Your heart is broken. Your pillow is wet. You are having sleepless nights and looking for ways to either get back together or look for ways to get over that individual. No matter what you’ve done through the weeks or months that have passed, you’ve been in a slump. Feeling blah and out of character because this individual, this person you loved so much, is no longer apart of your life. You’ve tried various methods on how to get over this person and NOTHING seems to work.

I will list several ways on how to get over this individual and why you can’t get over this individual, insha’Allah.

Why You Can’t Get Over Them?

^^^^

Set task: Summarize the passage on heartbreak in two sentences. The material that follows comes from a different source.

Dataset extract:
^^^^

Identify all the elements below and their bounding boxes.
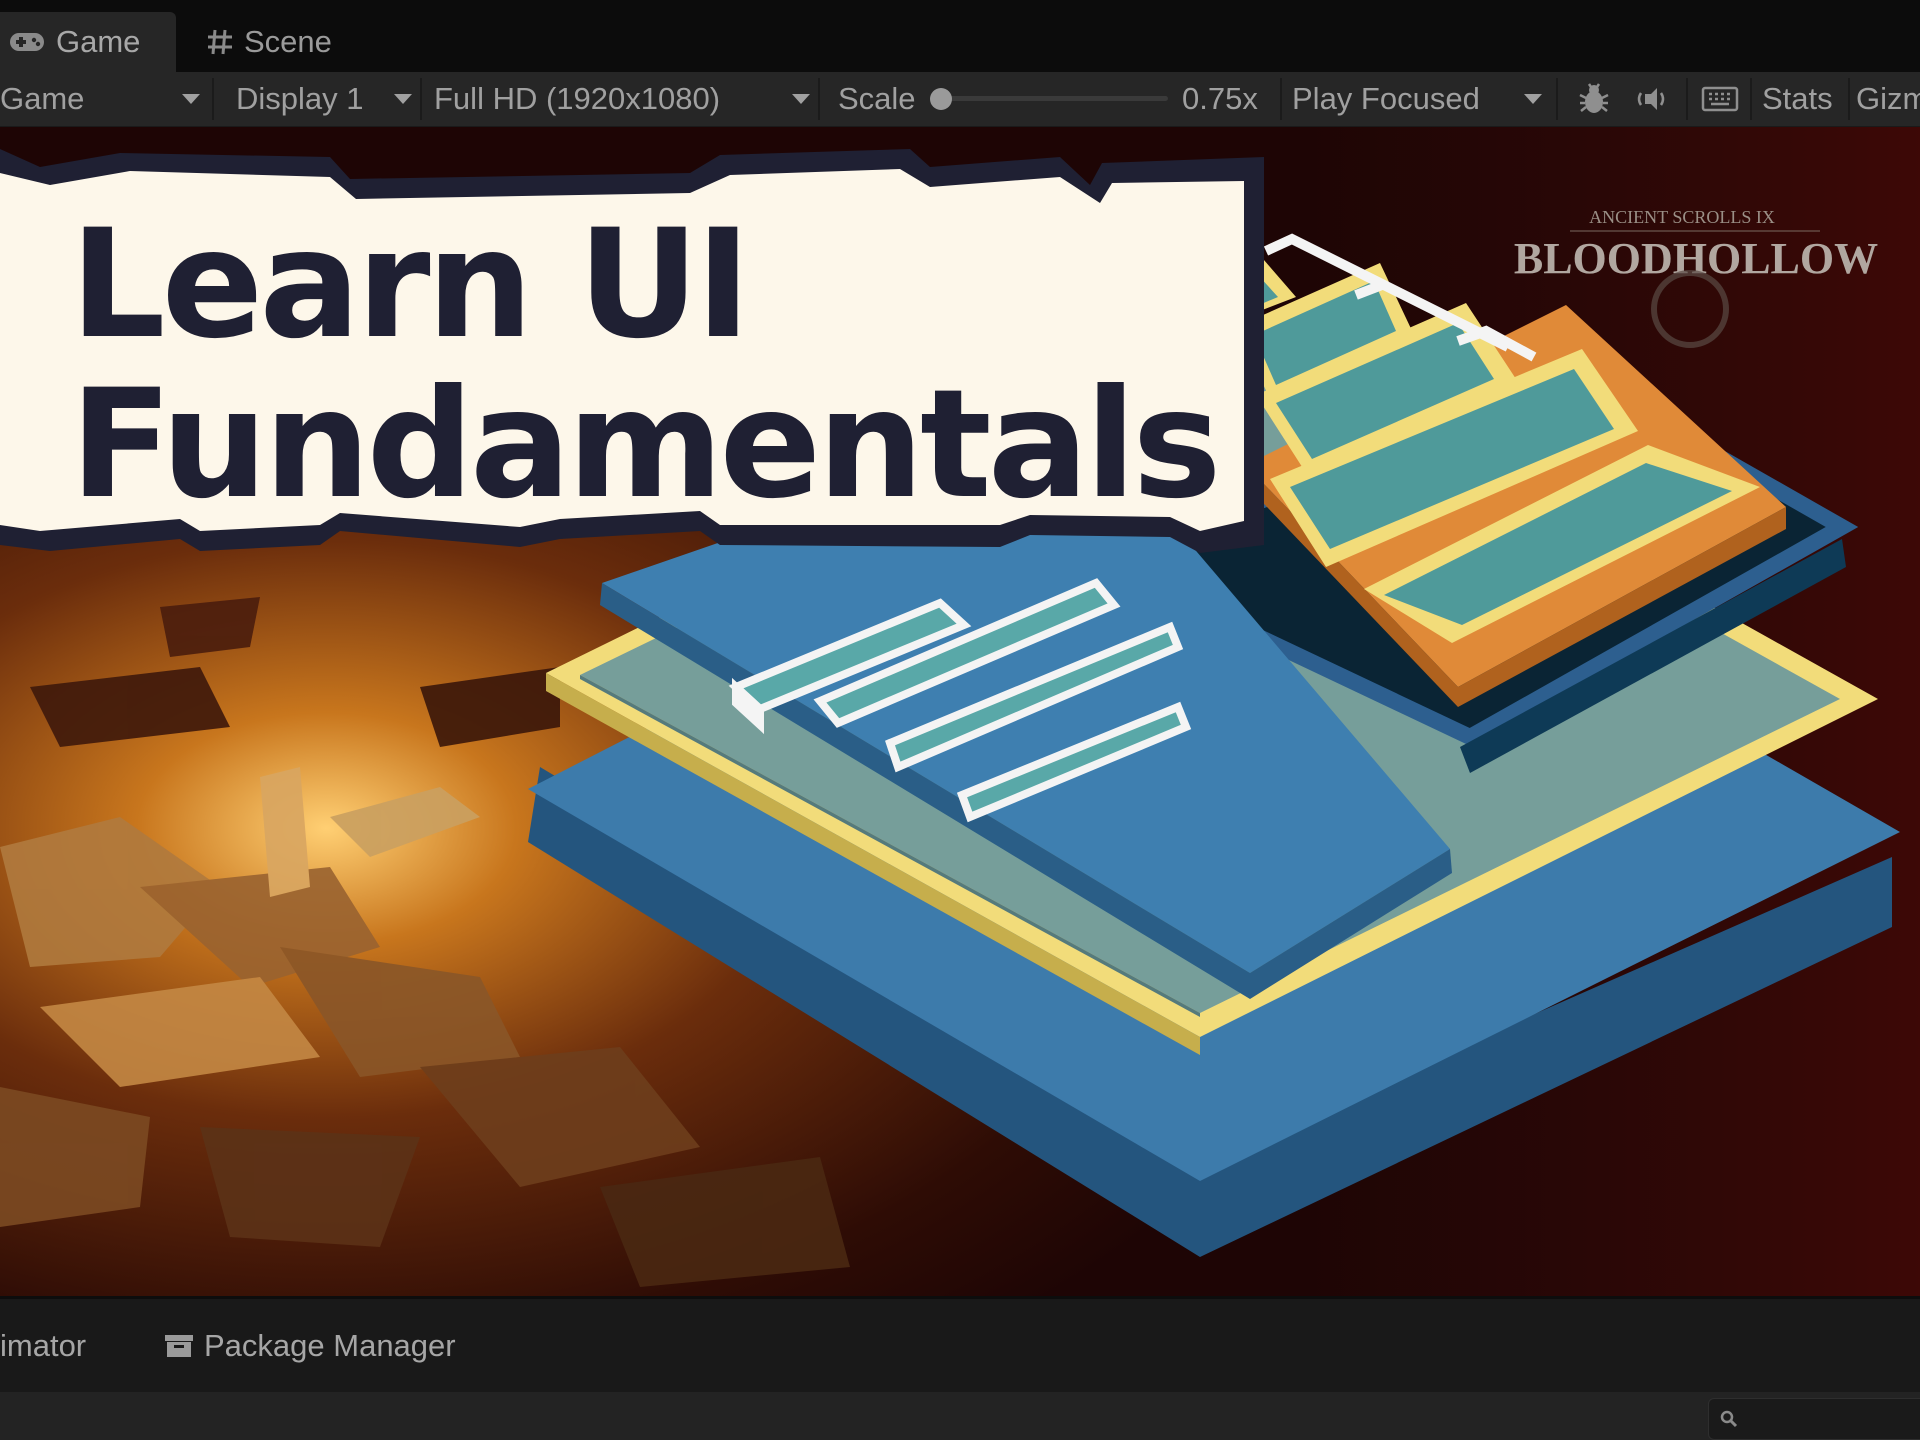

^^^^

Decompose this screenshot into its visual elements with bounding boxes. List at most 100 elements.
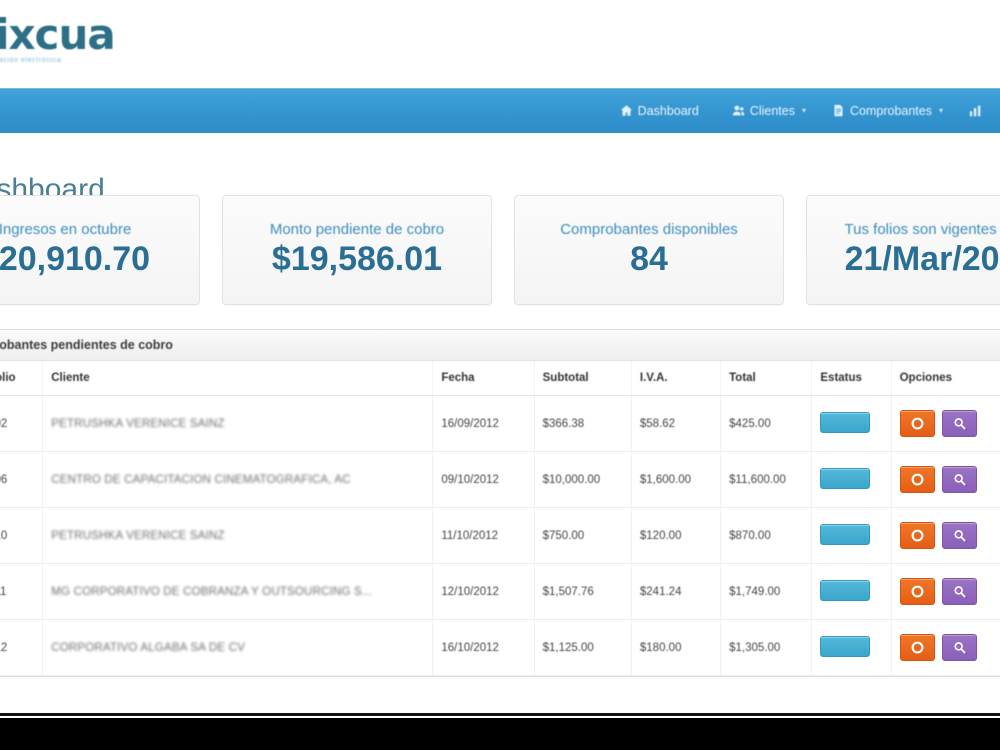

^^^^

Finished exercise: The passage speaks to a heartbroken reader who, after weeks or months in a slump with sleepless nights, has tried many ways to get over a loved person, or to get back together, and found that nothing works. It promises to list several ways to get over that person and to explain why the reader can't.